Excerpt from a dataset
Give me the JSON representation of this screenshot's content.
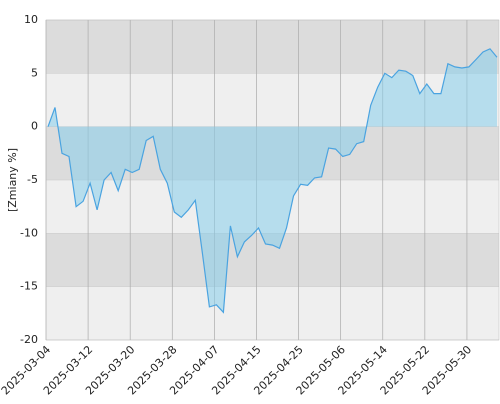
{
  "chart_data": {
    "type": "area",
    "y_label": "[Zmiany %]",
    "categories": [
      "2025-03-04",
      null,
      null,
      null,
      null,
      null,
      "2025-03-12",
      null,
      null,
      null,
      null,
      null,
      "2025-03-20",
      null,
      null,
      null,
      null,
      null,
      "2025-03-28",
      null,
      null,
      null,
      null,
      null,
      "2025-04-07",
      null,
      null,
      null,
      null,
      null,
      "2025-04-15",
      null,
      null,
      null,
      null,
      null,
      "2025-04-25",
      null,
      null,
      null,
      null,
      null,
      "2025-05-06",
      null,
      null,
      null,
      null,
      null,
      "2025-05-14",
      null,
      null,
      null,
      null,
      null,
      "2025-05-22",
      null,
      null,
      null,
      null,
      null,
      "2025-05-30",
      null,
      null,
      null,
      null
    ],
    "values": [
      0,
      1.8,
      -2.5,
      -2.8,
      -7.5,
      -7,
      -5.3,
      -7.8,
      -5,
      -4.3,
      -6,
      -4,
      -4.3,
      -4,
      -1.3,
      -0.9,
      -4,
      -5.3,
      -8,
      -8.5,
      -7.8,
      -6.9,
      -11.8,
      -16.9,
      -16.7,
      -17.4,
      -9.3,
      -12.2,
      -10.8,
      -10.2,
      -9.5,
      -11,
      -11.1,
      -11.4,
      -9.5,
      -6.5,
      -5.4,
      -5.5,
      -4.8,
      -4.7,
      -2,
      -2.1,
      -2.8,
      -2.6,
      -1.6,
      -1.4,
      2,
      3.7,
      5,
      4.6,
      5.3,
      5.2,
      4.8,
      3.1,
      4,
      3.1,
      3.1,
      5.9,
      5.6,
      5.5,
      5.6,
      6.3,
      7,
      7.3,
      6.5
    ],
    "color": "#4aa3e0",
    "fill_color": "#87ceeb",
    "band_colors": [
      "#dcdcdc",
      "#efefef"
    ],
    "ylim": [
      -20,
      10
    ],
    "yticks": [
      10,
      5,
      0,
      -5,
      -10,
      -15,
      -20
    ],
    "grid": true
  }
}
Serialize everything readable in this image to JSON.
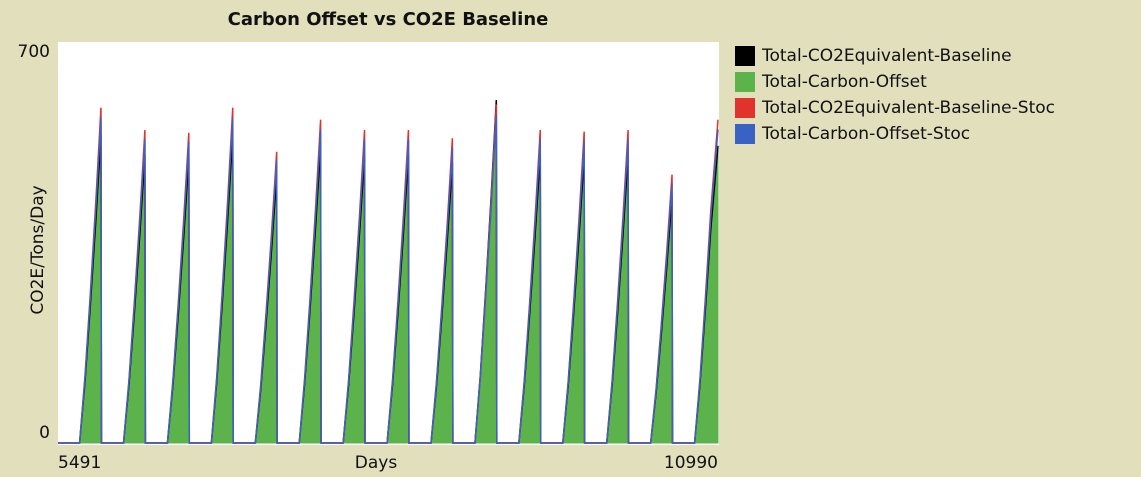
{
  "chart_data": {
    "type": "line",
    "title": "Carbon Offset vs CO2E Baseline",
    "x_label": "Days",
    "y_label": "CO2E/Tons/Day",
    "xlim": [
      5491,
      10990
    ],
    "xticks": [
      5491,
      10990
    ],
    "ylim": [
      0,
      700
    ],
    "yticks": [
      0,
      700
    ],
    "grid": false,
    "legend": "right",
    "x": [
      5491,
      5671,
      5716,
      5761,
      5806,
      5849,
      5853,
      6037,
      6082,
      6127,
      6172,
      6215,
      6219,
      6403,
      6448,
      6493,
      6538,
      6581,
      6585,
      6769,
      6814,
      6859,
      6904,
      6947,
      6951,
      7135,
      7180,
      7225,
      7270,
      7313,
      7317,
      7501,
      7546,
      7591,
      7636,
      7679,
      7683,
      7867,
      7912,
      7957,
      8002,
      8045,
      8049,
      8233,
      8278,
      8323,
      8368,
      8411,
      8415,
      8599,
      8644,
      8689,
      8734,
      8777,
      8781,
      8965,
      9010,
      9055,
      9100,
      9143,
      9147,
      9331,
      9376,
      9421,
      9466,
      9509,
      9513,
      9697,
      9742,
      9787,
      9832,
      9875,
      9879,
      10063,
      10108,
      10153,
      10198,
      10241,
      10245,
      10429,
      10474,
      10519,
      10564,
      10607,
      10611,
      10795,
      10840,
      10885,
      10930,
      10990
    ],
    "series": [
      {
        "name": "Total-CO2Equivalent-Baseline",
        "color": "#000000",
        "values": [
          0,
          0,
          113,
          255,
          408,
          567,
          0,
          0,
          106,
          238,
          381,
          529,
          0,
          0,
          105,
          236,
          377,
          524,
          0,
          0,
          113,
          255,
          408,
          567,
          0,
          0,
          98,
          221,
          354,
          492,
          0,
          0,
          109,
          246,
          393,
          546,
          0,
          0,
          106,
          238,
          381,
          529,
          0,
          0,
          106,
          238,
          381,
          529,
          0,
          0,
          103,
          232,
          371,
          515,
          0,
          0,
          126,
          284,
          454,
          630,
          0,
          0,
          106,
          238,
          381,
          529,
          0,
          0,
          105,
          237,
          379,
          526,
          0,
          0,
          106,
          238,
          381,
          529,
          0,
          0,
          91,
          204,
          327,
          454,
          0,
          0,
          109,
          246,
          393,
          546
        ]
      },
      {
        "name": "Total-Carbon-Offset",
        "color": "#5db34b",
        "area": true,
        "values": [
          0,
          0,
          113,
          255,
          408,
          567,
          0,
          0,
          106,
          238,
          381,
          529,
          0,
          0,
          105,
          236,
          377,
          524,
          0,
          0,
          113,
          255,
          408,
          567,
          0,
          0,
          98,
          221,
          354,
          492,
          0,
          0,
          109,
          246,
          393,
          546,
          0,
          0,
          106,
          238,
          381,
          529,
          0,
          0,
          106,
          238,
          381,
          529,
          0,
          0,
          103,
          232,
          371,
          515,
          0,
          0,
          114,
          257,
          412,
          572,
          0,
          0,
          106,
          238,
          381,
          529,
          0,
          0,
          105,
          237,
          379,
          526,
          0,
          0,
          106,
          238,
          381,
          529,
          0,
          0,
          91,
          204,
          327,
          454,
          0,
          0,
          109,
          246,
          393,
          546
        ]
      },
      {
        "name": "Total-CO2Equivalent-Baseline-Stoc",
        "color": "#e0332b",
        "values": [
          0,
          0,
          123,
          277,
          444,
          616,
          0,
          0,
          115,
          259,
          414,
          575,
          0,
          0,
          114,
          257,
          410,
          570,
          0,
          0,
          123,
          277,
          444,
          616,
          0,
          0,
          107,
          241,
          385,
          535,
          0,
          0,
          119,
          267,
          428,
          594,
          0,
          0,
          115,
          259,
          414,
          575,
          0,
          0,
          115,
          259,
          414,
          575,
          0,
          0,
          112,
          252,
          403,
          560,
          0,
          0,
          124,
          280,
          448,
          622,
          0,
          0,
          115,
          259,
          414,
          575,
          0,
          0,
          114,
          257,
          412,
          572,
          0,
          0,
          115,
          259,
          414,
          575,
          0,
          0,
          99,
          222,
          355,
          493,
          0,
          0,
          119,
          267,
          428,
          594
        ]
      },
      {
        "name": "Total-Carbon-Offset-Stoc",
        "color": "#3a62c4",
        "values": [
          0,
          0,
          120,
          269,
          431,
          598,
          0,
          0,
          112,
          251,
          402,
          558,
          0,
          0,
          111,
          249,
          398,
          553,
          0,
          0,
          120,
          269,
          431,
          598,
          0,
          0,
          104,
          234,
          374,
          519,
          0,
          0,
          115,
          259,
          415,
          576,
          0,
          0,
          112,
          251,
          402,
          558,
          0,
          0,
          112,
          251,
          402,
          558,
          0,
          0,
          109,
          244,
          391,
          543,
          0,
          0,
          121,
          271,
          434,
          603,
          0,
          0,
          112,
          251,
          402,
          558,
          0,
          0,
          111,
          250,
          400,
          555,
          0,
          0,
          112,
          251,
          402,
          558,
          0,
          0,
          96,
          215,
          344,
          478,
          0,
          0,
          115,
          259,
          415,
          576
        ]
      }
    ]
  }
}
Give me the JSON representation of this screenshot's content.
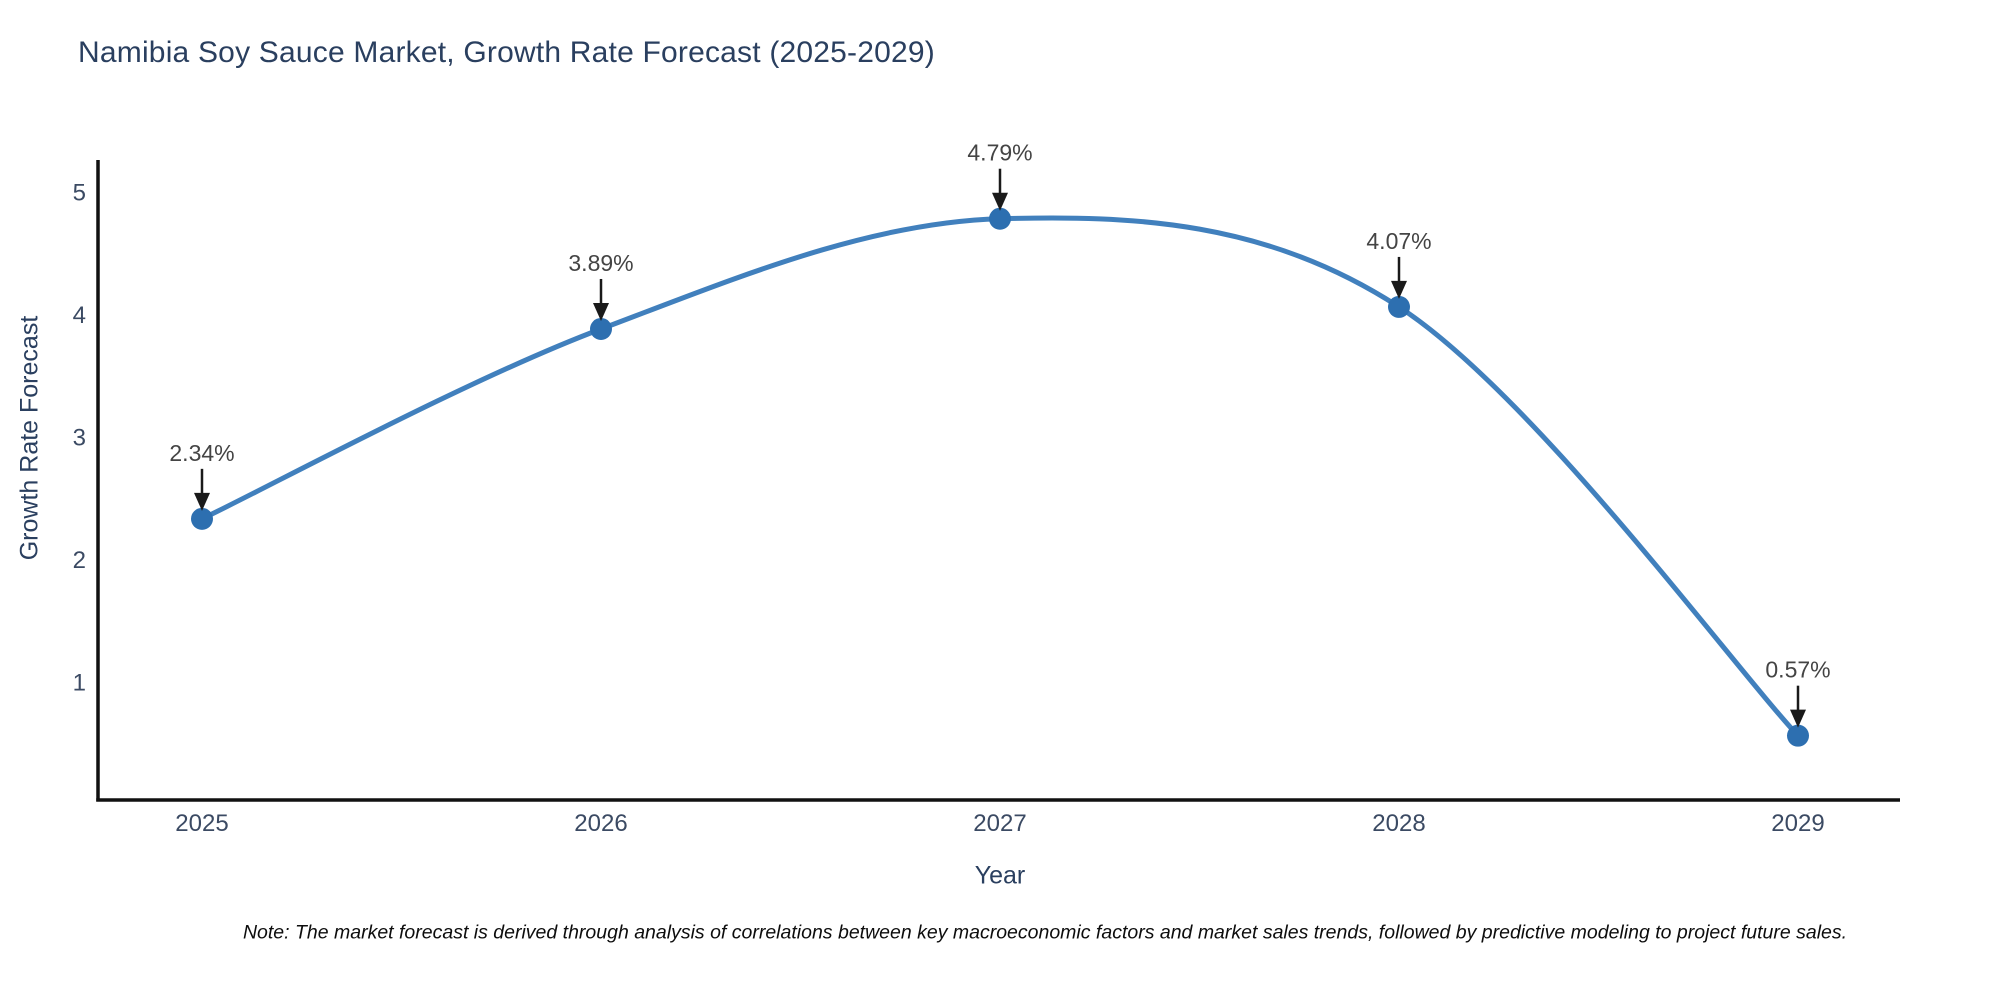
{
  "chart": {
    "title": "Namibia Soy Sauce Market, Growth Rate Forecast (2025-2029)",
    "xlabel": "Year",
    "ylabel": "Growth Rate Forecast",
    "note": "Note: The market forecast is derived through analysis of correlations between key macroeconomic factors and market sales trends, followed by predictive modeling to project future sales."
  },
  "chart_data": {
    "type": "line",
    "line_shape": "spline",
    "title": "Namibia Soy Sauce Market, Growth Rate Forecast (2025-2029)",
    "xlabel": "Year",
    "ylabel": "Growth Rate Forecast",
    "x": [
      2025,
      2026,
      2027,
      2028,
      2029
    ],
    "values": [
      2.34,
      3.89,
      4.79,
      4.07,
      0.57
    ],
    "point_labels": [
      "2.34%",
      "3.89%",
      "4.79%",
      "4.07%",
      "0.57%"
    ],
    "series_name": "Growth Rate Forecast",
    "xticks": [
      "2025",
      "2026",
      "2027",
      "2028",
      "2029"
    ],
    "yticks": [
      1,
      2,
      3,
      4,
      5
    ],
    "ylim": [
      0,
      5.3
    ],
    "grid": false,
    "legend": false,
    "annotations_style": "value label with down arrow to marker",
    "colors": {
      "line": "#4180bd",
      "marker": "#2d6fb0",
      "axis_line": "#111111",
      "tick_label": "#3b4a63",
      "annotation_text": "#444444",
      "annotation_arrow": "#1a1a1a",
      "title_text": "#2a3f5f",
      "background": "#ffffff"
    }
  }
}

INSTRUCTIONS TO FOLLOW = Pull out each line of the entries that contains "Offset".

THE RESULT =
    "title": "Carbon Offset vs CO2E Baseline",
        "name": "Total-Carbon-Offset",
        "name": "Total-Carbon-Offset-Stoc",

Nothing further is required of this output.